What you will do: Quote the full listing word for word.
* start *
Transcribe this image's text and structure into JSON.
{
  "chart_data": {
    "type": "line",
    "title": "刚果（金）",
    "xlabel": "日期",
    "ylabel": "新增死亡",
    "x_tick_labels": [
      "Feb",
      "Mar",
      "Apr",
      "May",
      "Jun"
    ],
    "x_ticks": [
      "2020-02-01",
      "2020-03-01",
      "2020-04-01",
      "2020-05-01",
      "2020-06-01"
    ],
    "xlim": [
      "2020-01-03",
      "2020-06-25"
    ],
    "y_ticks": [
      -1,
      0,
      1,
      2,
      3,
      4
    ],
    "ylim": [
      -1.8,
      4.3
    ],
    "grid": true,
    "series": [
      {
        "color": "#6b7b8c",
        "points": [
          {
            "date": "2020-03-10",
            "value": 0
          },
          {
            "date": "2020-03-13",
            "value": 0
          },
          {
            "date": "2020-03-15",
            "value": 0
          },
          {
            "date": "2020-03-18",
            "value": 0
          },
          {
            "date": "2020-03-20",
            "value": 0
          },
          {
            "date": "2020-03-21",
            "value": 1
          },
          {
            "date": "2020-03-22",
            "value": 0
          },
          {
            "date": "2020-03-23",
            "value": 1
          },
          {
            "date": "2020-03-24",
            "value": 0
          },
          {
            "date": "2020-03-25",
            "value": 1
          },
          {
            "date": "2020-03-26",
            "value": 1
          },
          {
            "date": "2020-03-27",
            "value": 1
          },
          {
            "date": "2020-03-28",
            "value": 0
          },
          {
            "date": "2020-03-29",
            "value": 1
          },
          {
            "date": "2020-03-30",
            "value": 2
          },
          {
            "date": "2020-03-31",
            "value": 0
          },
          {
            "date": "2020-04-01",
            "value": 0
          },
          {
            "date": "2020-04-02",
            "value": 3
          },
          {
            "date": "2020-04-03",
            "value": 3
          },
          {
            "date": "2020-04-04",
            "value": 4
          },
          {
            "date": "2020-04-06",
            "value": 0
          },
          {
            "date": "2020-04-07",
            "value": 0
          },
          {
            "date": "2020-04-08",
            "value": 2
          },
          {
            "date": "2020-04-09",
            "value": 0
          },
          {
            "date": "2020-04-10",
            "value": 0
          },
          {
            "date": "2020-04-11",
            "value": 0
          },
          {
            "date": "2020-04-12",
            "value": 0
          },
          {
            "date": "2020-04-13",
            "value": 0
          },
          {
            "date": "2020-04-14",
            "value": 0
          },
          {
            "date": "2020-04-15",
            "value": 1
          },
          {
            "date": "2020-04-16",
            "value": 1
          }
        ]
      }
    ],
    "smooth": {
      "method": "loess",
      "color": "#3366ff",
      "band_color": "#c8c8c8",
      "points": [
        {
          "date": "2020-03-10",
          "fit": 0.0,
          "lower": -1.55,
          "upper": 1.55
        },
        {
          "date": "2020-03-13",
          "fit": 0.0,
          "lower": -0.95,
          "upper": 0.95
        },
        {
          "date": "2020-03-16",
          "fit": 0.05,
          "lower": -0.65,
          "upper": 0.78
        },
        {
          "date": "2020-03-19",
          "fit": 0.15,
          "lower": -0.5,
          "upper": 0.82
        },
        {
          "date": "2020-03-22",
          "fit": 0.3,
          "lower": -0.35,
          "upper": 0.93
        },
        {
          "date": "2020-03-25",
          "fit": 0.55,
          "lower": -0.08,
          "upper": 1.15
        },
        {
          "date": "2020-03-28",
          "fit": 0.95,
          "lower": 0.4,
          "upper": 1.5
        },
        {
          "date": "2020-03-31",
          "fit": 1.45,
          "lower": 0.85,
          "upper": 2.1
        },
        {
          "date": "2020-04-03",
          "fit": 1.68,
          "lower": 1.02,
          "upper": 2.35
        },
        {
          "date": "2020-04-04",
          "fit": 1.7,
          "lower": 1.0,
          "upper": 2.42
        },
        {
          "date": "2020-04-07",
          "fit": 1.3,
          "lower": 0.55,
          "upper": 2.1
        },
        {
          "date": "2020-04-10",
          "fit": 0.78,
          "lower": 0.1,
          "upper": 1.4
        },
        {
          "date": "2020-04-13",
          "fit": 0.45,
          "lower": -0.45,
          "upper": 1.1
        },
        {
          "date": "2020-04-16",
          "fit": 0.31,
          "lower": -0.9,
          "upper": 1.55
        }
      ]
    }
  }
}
* end *
Result of this task:
Transcribe this image's text and structure into JSON.
{
  "chart_data": {
    "type": "line",
    "title": "刚果（金）",
    "xlabel": "日期",
    "ylabel": "新增死亡",
    "x_tick_labels": [
      "Feb",
      "Mar",
      "Apr",
      "May",
      "Jun"
    ],
    "x_ticks": [
      "2020-02-01",
      "2020-03-01",
      "2020-04-01",
      "2020-05-01",
      "2020-06-01"
    ],
    "xlim": [
      "2020-01-03",
      "2020-06-25"
    ],
    "y_ticks": [
      -1,
      0,
      1,
      2,
      3,
      4
    ],
    "ylim": [
      -1.8,
      4.3
    ],
    "grid": true,
    "series": [
      {
        "color": "#6b7b8c",
        "points": [
          {
            "date": "2020-03-10",
            "value": 0
          },
          {
            "date": "2020-03-13",
            "value": 0
          },
          {
            "date": "2020-03-15",
            "value": 0
          },
          {
            "date": "2020-03-18",
            "value": 0
          },
          {
            "date": "2020-03-20",
            "value": 0
          },
          {
            "date": "2020-03-21",
            "value": 1
          },
          {
            "date": "2020-03-22",
            "value": 0
          },
          {
            "date": "2020-03-23",
            "value": 1
          },
          {
            "date": "2020-03-24",
            "value": 0
          },
          {
            "date": "2020-03-25",
            "value": 1
          },
          {
            "date": "2020-03-26",
            "value": 1
          },
          {
            "date": "2020-03-27",
            "value": 1
          },
          {
            "date": "2020-03-28",
            "value": 0
          },
          {
            "date": "2020-03-29",
            "value": 1
          },
          {
            "date": "2020-03-30",
            "value": 2
          },
          {
            "date": "2020-03-31",
            "value": 0
          },
          {
            "date": "2020-04-01",
            "value": 0
          },
          {
            "date": "2020-04-02",
            "value": 3
          },
          {
            "date": "2020-04-03",
            "value": 3
          },
          {
            "date": "2020-04-04",
            "value": 4
          },
          {
            "date": "2020-04-06",
            "value": 0
          },
          {
            "date": "2020-04-07",
            "value": 0
          },
          {
            "date": "2020-04-08",
            "value": 2
          },
          {
            "date": "2020-04-09",
            "value": 0
          },
          {
            "date": "2020-04-10",
            "value": 0
          },
          {
            "date": "2020-04-11",
            "value": 0
          },
          {
            "date": "2020-04-12",
            "value": 0
          },
          {
            "date": "2020-04-13",
            "value": 0
          },
          {
            "date": "2020-04-14",
            "value": 0
          },
          {
            "date": "2020-04-15",
            "value": 1
          },
          {
            "date": "2020-04-16",
            "value": 1
          }
        ]
      }
    ],
    "smooth": {
      "method": "loess",
      "color": "#3366ff",
      "band_color": "#c8c8c8",
      "points": [
        {
          "date": "2020-03-10",
          "fit": 0.0,
          "lower": -1.55,
          "upper": 1.55
        },
        {
          "date": "2020-03-13",
          "fit": 0.0,
          "lower": -0.95,
          "upper": 0.95
        },
        {
          "date": "2020-03-16",
          "fit": 0.05,
          "lower": -0.65,
          "upper": 0.78
        },
        {
          "date": "2020-03-19",
          "fit": 0.15,
          "lower": -0.5,
          "upper": 0.82
        },
        {
          "date": "2020-03-22",
          "fit": 0.3,
          "lower": -0.35,
          "upper": 0.93
        },
        {
          "date": "2020-03-25",
          "fit": 0.55,
          "lower": -0.08,
          "upper": 1.15
        },
        {
          "date": "2020-03-28",
          "fit": 0.95,
          "lower": 0.4,
          "upper": 1.5
        },
        {
          "date": "2020-03-31",
          "fit": 1.45,
          "lower": 0.85,
          "upper": 2.1
        },
        {
          "date": "2020-04-03",
          "fit": 1.68,
          "lower": 1.02,
          "upper": 2.35
        },
        {
          "date": "2020-04-04",
          "fit": 1.7,
          "lower": 1.0,
          "upper": 2.42
        },
        {
          "date": "2020-04-07",
          "fit": 1.3,
          "lower": 0.55,
          "upper": 2.1
        },
        {
          "date": "2020-04-10",
          "fit": 0.78,
          "lower": 0.1,
          "upper": 1.4
        },
        {
          "date": "2020-04-13",
          "fit": 0.45,
          "lower": -0.45,
          "upper": 1.1
        },
        {
          "date": "2020-04-16",
          "fit": 0.31,
          "lower": -0.9,
          "upper": 1.55
        }
      ]
    }
  }
}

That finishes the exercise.